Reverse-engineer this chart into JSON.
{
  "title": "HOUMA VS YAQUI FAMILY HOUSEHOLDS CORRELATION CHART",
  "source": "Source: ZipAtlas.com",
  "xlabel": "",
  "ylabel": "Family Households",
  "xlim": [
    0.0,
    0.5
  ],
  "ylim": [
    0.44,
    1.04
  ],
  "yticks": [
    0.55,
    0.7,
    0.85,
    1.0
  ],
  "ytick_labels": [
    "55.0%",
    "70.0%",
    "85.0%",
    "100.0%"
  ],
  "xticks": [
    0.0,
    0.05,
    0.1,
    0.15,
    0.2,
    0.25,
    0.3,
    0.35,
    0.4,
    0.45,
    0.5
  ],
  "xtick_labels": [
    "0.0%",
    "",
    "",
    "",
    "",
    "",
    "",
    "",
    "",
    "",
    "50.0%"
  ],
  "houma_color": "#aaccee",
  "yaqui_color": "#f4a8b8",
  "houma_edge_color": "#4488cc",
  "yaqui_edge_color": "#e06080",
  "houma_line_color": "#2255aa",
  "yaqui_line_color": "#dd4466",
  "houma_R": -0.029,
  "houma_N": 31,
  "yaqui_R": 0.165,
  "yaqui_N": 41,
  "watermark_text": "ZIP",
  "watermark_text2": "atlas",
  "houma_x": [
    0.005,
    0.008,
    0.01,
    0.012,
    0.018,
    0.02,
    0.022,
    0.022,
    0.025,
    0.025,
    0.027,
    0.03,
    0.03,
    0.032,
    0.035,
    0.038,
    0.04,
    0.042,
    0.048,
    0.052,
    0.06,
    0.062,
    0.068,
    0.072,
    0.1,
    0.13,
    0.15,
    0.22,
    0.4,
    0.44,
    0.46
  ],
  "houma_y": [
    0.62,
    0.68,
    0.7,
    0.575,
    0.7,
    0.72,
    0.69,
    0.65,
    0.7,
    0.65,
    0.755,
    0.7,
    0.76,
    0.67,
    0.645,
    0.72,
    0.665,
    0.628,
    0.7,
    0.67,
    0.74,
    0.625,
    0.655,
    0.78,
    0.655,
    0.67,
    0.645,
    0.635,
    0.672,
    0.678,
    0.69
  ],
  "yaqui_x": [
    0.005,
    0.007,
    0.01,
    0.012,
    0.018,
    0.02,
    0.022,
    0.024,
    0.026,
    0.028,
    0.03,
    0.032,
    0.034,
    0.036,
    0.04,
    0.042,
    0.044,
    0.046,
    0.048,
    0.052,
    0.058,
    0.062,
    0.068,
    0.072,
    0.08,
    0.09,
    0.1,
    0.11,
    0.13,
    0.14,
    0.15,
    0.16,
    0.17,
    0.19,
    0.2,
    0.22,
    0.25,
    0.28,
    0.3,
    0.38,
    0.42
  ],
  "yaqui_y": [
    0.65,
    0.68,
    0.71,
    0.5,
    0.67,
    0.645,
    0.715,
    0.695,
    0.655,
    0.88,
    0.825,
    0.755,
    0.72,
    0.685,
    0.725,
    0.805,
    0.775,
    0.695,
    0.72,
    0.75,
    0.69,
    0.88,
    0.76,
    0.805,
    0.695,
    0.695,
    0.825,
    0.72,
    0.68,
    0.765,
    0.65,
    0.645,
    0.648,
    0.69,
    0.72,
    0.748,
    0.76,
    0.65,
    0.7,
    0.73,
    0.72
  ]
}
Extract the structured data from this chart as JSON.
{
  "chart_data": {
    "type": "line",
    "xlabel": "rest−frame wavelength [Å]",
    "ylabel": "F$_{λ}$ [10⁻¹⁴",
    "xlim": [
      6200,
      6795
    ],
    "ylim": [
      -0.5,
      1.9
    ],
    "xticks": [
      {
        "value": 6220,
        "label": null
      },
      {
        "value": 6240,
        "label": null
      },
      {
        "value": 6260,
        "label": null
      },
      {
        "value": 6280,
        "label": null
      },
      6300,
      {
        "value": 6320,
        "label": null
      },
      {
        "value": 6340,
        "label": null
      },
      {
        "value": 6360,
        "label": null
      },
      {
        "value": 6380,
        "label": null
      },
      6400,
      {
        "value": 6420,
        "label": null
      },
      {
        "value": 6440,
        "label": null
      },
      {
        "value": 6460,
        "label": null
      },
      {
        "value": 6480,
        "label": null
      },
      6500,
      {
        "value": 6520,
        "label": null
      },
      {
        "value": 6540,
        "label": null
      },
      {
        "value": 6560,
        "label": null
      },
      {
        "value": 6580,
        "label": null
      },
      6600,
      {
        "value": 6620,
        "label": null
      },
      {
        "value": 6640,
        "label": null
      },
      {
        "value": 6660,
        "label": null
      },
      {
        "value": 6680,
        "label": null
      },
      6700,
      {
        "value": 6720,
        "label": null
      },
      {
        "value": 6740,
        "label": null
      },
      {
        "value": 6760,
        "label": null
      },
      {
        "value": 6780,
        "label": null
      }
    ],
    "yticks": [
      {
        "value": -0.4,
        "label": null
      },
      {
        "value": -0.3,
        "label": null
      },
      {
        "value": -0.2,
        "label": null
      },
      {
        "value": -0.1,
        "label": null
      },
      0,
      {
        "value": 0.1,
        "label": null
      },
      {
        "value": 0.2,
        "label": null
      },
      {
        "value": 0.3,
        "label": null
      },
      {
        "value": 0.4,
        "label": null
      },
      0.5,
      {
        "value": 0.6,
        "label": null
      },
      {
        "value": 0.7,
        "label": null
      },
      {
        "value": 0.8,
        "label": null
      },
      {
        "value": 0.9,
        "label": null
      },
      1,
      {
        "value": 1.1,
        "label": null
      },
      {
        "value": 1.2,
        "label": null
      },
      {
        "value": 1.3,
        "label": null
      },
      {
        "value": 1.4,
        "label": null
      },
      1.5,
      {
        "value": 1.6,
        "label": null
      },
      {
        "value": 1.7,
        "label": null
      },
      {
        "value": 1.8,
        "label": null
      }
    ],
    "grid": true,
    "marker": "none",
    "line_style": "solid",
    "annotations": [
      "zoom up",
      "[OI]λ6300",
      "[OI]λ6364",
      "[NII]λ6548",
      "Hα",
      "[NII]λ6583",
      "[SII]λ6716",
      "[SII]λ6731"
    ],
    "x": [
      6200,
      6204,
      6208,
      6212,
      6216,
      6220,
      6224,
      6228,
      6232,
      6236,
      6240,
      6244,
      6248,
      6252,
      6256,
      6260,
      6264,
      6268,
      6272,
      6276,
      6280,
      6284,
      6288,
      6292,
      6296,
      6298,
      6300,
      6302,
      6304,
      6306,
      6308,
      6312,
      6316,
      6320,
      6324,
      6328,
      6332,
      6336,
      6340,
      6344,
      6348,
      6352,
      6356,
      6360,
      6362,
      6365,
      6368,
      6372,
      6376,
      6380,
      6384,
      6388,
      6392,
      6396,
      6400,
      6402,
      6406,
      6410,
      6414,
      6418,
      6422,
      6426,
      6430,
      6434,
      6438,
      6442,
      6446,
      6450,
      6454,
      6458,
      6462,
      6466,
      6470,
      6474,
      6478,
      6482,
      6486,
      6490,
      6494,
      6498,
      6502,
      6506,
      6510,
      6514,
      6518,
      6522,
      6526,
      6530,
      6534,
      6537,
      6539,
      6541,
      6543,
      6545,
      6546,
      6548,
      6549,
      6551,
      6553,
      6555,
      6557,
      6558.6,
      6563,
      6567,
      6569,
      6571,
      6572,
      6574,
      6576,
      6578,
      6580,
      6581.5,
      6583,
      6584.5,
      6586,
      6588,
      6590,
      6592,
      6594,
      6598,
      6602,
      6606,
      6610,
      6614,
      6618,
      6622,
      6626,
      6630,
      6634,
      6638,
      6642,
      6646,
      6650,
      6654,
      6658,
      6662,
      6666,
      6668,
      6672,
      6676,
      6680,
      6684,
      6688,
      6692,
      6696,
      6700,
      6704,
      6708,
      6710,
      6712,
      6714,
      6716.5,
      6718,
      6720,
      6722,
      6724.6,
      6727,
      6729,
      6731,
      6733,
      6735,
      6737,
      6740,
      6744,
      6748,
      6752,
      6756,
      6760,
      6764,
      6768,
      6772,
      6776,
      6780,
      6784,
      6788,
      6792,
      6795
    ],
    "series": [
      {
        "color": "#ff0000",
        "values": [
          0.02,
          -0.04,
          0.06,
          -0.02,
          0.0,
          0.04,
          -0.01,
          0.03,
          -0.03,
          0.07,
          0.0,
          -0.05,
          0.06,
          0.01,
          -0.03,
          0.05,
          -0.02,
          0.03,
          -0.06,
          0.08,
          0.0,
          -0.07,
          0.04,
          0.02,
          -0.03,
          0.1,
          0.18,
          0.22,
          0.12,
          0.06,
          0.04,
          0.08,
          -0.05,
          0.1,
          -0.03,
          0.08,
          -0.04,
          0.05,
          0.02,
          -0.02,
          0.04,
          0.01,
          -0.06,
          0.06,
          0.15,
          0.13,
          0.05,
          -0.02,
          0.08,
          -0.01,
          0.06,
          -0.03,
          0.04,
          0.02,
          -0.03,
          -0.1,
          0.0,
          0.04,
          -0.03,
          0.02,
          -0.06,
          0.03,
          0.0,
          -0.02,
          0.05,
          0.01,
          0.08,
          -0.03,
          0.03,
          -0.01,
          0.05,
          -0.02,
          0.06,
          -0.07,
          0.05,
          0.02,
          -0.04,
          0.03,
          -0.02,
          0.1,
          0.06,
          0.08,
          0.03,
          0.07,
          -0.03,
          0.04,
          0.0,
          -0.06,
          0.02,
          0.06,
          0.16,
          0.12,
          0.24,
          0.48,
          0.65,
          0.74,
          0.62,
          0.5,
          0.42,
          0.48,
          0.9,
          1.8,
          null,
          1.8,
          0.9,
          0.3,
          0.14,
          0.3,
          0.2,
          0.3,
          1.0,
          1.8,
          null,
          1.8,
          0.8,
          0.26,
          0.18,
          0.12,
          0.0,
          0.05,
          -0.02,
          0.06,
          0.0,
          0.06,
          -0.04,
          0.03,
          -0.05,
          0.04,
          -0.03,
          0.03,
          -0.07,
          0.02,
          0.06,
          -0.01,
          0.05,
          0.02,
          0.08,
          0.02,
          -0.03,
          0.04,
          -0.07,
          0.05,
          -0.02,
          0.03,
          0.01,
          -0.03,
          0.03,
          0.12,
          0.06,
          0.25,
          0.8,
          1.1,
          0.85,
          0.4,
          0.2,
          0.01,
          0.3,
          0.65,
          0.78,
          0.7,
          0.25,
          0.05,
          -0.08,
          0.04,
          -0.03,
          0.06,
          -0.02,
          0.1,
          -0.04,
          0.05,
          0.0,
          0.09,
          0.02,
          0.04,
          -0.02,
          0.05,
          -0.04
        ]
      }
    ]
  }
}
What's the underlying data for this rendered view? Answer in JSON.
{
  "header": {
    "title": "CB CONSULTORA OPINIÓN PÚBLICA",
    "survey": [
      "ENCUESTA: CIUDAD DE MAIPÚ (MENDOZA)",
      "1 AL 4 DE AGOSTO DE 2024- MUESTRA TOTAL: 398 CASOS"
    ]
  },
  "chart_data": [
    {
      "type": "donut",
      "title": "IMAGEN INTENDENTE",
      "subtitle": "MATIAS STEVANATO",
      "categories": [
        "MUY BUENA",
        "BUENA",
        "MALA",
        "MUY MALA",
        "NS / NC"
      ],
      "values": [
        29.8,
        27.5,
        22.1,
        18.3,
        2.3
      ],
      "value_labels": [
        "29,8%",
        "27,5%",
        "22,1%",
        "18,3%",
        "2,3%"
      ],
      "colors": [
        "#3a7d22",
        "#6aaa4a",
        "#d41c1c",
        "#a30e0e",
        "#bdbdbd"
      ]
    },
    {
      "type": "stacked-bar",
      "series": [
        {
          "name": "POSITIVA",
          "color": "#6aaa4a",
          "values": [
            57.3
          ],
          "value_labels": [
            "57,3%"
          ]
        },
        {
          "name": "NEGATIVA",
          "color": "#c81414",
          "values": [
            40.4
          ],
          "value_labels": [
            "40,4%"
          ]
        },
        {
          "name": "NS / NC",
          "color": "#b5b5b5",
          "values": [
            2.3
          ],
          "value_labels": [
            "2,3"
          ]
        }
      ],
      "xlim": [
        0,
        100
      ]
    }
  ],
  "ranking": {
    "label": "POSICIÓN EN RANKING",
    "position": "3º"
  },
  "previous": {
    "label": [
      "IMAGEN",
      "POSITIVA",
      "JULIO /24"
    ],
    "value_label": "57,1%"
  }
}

What the task asks => List all lines from the entries that include the word "ylabel".

Written answer =>
  "ylabel": "Family Households",
    "ylabel": "F$_{λ}$ [10⁻¹⁴",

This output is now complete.